TAREFA: Liste todos os órgãos do poder público municipal mencionados no texto sobre a área verde do bairro Airton Senna, com os nomes que o texto lhes dá.

TEXTO FORNECIDO:
################

Domingo, 28 de novembro de 2010 - 08h17
Uma mobilização dos moradores do Airton Senna impediu que o espaço do bairro, destinado à área verde fosse ocupado por invasores. Ao constatarem que no local estavam sendo levantados alguns barracos, a comunidade entrou em contato com a secretaria municipal de Regularização Fundiária e Habitação (Semur) para denunciar a invasão. Na última terça-feira, 23, numa ação conjunta com a secretaria municipal do Meio Ambiente (Sema), uma equipe da Semur esteve no local para impedir a invasão.
A atitude dos moradores foi elogiada pelo secretário Ian Kleber, da Semur, por demonstrar o compromisso da comunidade com o local onde residem. Outro fator é que para poder regularizar a situação fundiária do bairro que nasceu de um assentamento — o primeiro foi feito pelo sistema de assentamento orientado pela prefeitura — a legislação exige a destinação de espaço para áreas verdes.

################

DADOS REGISTRADOS:
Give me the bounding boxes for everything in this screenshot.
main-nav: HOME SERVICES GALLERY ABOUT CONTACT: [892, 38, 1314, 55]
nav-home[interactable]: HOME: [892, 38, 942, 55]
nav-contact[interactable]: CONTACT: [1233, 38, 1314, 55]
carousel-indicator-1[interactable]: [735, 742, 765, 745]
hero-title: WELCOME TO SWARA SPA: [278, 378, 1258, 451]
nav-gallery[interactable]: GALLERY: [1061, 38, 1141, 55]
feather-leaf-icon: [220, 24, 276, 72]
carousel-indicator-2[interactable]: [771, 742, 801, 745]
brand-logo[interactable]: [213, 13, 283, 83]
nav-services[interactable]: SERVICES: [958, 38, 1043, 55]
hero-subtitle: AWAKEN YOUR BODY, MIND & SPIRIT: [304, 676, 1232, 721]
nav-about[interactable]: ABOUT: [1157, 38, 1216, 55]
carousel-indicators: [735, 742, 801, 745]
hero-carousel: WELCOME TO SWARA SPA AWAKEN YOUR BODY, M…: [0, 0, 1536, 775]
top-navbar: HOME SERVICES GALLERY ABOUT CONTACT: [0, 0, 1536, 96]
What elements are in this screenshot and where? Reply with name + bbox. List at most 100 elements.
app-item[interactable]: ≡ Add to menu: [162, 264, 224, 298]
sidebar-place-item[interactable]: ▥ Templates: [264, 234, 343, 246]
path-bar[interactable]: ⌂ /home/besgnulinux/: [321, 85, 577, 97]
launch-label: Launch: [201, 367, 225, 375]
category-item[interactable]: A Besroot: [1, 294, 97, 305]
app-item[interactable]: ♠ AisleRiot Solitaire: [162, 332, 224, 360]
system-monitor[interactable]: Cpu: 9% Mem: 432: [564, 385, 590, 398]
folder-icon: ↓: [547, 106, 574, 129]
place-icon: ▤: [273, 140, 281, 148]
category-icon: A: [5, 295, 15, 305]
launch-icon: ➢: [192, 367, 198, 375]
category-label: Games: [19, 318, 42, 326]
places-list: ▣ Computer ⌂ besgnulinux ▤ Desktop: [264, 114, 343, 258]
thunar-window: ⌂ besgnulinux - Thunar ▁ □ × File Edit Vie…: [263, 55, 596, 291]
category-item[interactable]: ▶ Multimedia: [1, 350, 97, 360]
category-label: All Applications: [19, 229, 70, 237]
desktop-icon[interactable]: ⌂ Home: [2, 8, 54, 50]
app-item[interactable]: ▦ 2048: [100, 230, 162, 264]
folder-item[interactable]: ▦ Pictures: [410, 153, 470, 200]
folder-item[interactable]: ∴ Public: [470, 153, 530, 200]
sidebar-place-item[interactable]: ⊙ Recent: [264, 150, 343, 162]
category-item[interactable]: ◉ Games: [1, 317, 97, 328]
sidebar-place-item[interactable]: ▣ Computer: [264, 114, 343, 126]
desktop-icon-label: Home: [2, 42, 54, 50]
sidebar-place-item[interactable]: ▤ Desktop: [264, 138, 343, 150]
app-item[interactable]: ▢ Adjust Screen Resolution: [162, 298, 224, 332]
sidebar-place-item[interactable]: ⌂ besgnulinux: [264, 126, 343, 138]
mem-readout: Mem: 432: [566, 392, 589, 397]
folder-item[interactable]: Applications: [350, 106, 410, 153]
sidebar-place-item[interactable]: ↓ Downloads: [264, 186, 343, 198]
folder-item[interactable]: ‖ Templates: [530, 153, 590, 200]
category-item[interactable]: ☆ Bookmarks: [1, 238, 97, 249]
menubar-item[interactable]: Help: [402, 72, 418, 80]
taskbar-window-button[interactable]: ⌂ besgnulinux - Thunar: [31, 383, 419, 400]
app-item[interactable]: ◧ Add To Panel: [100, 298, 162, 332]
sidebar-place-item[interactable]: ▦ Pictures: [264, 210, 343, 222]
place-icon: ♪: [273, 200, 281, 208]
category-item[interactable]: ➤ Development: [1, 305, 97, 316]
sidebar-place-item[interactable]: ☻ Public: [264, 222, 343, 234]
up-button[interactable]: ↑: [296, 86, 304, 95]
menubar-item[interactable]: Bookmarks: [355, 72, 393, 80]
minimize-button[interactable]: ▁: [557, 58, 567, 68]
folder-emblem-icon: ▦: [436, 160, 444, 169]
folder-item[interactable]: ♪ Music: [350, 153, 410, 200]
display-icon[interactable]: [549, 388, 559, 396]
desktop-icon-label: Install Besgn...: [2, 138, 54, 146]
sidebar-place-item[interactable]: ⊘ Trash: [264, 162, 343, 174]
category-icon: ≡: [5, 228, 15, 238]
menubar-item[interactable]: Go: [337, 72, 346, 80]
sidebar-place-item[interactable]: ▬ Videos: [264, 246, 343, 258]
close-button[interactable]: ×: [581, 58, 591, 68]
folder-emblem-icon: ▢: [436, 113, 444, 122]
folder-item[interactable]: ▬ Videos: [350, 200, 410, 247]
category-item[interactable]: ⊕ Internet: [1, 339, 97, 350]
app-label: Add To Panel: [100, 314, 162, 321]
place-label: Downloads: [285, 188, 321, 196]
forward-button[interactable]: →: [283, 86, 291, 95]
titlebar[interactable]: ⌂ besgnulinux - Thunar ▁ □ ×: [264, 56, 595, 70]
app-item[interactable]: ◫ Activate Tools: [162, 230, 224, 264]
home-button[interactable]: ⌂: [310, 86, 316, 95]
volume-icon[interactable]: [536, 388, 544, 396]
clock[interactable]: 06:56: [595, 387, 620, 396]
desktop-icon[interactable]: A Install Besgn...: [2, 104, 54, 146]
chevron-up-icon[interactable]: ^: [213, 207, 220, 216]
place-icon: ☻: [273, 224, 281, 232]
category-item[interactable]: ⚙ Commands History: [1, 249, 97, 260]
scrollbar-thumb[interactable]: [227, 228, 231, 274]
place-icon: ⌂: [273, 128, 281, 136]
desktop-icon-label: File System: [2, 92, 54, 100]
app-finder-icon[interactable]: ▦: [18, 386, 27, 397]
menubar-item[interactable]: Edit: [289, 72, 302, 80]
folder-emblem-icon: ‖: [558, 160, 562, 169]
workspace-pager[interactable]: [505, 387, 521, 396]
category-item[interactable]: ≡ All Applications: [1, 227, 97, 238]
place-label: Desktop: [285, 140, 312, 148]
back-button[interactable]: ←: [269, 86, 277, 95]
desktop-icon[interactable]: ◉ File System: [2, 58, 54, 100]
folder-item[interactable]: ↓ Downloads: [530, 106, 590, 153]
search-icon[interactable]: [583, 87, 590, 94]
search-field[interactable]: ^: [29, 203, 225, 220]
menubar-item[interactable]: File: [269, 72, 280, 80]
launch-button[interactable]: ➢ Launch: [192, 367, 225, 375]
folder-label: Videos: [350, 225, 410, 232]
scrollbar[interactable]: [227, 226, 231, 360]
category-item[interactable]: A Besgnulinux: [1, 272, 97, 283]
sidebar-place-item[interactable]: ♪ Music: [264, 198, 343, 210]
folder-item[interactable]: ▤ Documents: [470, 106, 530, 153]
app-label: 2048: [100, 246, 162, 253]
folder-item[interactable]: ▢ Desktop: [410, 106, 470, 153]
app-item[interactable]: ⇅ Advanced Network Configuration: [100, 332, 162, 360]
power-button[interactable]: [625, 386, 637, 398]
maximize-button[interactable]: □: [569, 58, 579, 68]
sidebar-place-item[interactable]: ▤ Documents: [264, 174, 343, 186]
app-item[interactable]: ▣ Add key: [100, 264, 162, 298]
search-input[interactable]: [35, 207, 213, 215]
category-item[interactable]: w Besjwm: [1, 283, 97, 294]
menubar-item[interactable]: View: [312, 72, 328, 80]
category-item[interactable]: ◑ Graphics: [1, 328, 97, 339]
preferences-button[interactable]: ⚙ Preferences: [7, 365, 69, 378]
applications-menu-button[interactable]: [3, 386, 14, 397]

################

RESPOSTA REDIGIDA:
- secretaria municipal de Regularização Fundiária e Habitação (Semur)
- secretaria municipal do Meio Ambiente (Sema)
- prefeitura